# Written instruction:
Take the material and output all of it exactly.
BEGIN Records for the exercise
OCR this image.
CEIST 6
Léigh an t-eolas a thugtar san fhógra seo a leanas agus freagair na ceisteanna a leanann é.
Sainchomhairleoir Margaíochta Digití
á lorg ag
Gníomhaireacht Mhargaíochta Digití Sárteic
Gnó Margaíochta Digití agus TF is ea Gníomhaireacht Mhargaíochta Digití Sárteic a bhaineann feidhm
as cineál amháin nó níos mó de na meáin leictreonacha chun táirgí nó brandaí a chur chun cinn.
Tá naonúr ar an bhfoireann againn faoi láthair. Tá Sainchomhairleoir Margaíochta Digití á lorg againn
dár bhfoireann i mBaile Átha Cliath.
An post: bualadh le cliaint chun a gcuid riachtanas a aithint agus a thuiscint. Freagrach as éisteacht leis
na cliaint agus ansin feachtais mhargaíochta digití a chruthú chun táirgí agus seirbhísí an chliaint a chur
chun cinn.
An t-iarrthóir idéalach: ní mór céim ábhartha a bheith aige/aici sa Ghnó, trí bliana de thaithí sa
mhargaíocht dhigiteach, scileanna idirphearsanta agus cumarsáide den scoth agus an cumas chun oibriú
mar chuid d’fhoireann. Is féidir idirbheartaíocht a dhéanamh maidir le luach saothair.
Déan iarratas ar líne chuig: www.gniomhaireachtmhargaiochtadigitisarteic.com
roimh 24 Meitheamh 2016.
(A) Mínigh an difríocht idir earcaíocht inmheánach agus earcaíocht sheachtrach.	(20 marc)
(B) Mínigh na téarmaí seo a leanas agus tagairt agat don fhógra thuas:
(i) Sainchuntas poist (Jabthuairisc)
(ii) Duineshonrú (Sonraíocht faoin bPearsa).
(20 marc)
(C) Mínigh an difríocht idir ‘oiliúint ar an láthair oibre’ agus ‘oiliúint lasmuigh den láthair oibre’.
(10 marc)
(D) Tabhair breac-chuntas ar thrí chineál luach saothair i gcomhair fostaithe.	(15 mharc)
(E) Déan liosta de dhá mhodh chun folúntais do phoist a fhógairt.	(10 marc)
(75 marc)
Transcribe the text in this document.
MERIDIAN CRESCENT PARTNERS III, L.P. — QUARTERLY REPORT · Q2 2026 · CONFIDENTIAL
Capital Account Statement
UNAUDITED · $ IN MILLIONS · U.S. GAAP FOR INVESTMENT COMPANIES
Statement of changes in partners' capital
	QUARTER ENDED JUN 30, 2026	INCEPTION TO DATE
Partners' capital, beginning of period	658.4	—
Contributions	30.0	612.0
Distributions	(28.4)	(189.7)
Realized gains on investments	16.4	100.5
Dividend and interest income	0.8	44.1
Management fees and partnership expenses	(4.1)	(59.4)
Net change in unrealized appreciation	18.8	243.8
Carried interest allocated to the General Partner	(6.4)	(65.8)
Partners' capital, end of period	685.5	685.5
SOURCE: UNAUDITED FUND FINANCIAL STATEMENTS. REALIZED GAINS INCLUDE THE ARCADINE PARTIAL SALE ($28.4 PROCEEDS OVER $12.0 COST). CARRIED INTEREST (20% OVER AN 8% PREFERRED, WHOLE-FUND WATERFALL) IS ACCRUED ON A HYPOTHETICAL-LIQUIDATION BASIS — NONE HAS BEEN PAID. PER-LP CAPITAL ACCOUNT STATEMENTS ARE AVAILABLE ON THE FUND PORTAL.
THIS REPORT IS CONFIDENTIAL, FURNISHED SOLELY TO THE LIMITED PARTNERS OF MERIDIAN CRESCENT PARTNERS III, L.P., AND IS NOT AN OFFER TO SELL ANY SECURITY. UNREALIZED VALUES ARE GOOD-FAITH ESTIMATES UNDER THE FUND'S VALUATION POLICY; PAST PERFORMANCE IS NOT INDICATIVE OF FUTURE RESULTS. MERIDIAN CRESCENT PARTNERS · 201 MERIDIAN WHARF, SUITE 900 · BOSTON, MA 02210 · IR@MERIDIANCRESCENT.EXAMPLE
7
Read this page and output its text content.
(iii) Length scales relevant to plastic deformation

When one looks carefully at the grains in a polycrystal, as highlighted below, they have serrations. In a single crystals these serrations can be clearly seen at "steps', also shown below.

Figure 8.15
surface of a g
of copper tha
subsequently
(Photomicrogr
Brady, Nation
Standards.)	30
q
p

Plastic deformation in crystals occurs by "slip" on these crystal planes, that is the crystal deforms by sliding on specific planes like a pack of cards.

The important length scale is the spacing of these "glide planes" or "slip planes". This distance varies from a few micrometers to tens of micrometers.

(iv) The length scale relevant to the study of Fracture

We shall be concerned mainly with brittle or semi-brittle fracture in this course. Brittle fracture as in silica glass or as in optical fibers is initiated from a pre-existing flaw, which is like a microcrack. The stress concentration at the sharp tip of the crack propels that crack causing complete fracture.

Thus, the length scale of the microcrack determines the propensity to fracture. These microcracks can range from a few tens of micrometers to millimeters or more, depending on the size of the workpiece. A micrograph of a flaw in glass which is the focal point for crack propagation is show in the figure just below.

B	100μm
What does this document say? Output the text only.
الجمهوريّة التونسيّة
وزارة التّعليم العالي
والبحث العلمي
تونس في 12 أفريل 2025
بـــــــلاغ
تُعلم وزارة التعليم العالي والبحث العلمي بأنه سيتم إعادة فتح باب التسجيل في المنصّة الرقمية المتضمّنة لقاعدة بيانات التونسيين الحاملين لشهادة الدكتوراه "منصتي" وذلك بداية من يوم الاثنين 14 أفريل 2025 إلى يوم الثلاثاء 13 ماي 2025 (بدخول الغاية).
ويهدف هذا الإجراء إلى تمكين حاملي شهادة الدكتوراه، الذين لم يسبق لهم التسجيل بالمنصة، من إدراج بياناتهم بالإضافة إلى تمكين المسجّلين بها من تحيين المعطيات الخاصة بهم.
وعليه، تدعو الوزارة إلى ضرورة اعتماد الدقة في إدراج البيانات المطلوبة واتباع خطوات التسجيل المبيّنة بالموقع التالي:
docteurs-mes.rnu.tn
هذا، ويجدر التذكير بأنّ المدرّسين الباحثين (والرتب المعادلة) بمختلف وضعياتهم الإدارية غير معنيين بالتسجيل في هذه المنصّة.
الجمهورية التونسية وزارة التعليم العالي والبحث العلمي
END Records for the exercise
# The answer:
OCR this image.
CEIST 6
Léigh an t-eolas a thugtar san fhógra seo a leanas agus freagair na ceisteanna a leanann é.
Sainchomhairleoir Margaíochta Digití
á lorg ag
Gníomhaireacht Mhargaíochta Digití Sárteic
Gnó Margaíochta Digití agus TF is ea Gníomhaireacht Mhargaíochta Digití Sárteic a bhaineann feidhm
as cineál amháin nó níos mó de na meáin leictreonacha chun táirgí nó brandaí a chur chun cinn.
Tá naonúr ar an bhfoireann againn faoi láthair. Tá Sainchomhairleoir Margaíochta Digití á lorg againn
dár bhfoireann i mBaile Átha Cliath.
An post: bualadh le cliaint chun a gcuid riachtanas a aithint agus a thuiscint. Freagrach as éisteacht leis
na cliaint agus ansin feachtais mhargaíochta digití a chruthú chun táirgí agus seirbhísí an chliaint a chur
chun cinn.
An t-iarrthóir idéalach: ní mór céim ábhartha a bheith aige/aici sa Ghnó, trí bliana de thaithí sa
mhargaíocht dhigiteach, scileanna idirphearsanta agus cumarsáide den scoth agus an cumas chun oibriú
mar chuid d’fhoireann. Is féidir idirbheartaíocht a dhéanamh maidir le luach saothair.
Déan iarratas ar líne chuig: www.gniomhaireachtmhargaiochtadigitisarteic.com
roimh 24 Meitheamh 2016.
(A) Mínigh an difríocht idir earcaíocht inmheánach agus earcaíocht sheachtrach.	(20 marc)
(B) Mínigh na téarmaí seo a leanas agus tagairt agat don fhógra thuas:
(i) Sainchuntas poist (Jabthuairisc)
(ii) Duineshonrú (Sonraíocht faoin bPearsa).
(20 marc)
(C) Mínigh an difríocht idir ‘oiliúint ar an láthair oibre’ agus ‘oiliúint lasmuigh den láthair oibre’.
(10 marc)
(D) Tabhair breac-chuntas ar thrí chineál luach saothair i gcomhair fostaithe.	(15 mharc)
(E) Déan liosta de dhá mhodh chun folúntais do phoist a fhógairt.	(10 marc)
(75 marc)
Transcribe the text in this document.
MERIDIAN CRESCENT PARTNERS III, L.P. — QUARTERLY REPORT · Q2 2026 · CONFIDENTIAL
Capital Account Statement
UNAUDITED · $ IN MILLIONS · U.S. GAAP FOR INVESTMENT COMPANIES
Statement of changes in partners' capital
	QUARTER ENDED JUN 30, 2026	INCEPTION TO DATE
Partners' capital, beginning of period	658.4	—
Contributions	30.0	612.0
Distributions	(28.4)	(189.7)
Realized gains on investments	16.4	100.5
Dividend and interest income	0.8	44.1
Management fees and partnership expenses	(4.1)	(59.4)
Net change in unrealized appreciation	18.8	243.8
Carried interest allocated to the General Partner	(6.4)	(65.8)
Partners' capital, end of period	685.5	685.5
SOURCE: UNAUDITED FUND FINANCIAL STATEMENTS. REALIZED GAINS INCLUDE THE ARCADINE PARTIAL SALE ($28.4 PROCEEDS OVER $12.0 COST). CARRIED INTEREST (20% OVER AN 8% PREFERRED, WHOLE-FUND WATERFALL) IS ACCRUED ON A HYPOTHETICAL-LIQUIDATION BASIS — NONE HAS BEEN PAID. PER-LP CAPITAL ACCOUNT STATEMENTS ARE AVAILABLE ON THE FUND PORTAL.
THIS REPORT IS CONFIDENTIAL, FURNISHED SOLELY TO THE LIMITED PARTNERS OF MERIDIAN CRESCENT PARTNERS III, L.P., AND IS NOT AN OFFER TO SELL ANY SECURITY. UNREALIZED VALUES ARE GOOD-FAITH ESTIMATES UNDER THE FUND'S VALUATION POLICY; PAST PERFORMANCE IS NOT INDICATIVE OF FUTURE RESULTS. MERIDIAN CRESCENT PARTNERS · 201 MERIDIAN WHARF, SUITE 900 · BOSTON, MA 02210 · IR@MERIDIANCRESCENT.EXAMPLE
7
Read this page and output its text content.
(iii) Length scales relevant to plastic deformation

When one looks carefully at the grains in a polycrystal, as highlighted below, they have serrations. In a single crystals these serrations can be clearly seen at "steps', also shown below.

Figure 8.15
surface of a g
of copper tha
subsequently
(Photomicrogr
Brady, Nation
Standards.)	30
q
p

Plastic deformation in crystals occurs by "slip" on these crystal planes, that is the crystal deforms by sliding on specific planes like a pack of cards.

The important length scale is the spacing of these "glide planes" or "slip planes". This distance varies from a few micrometers to tens of micrometers.

(iv) The length scale relevant to the study of Fracture

We shall be concerned mainly with brittle or semi-brittle fracture in this course. Brittle fracture as in silica glass or as in optical fibers is initiated from a pre-existing flaw, which is like a microcrack. The stress concentration at the sharp tip of the crack propels that crack causing complete fracture.

Thus, the length scale of the microcrack determines the propensity to fracture. These microcracks can range from a few tens of micrometers to millimeters or more, depending on the size of the workpiece. A micrograph of a flaw in glass which is the focal point for crack propagation is show in the figure just below.

B	100μm
What does this document say? Output the text only.
الجمهوريّة التونسيّة
وزارة التّعليم العالي
والبحث العلمي
تونس في 12 أفريل 2025
بـــــــلاغ
تُعلم وزارة التعليم العالي والبحث العلمي بأنه سيتم إعادة فتح باب التسجيل في المنصّة الرقمية المتضمّنة لقاعدة بيانات التونسيين الحاملين لشهادة الدكتوراه "منصتي" وذلك بداية من يوم الاثنين 14 أفريل 2025 إلى يوم الثلاثاء 13 ماي 2025 (بدخول الغاية).
ويهدف هذا الإجراء إلى تمكين حاملي شهادة الدكتوراه، الذين لم يسبق لهم التسجيل بالمنصة، من إدراج بياناتهم بالإضافة إلى تمكين المسجّلين بها من تحيين المعطيات الخاصة بهم.
وعليه، تدعو الوزارة إلى ضرورة اعتماد الدقة في إدراج البيانات المطلوبة واتباع خطوات التسجيل المبيّنة بالموقع التالي:
docteurs-mes.rnu.tn
هذا، ويجدر التذكير بأنّ المدرّسين الباحثين (والرتب المعادلة) بمختلف وضعياتهم الإدارية غير معنيين بالتسجيل في هذه المنصّة.
الجمهورية التونسية وزارة التعليم العالي والبحث العلمي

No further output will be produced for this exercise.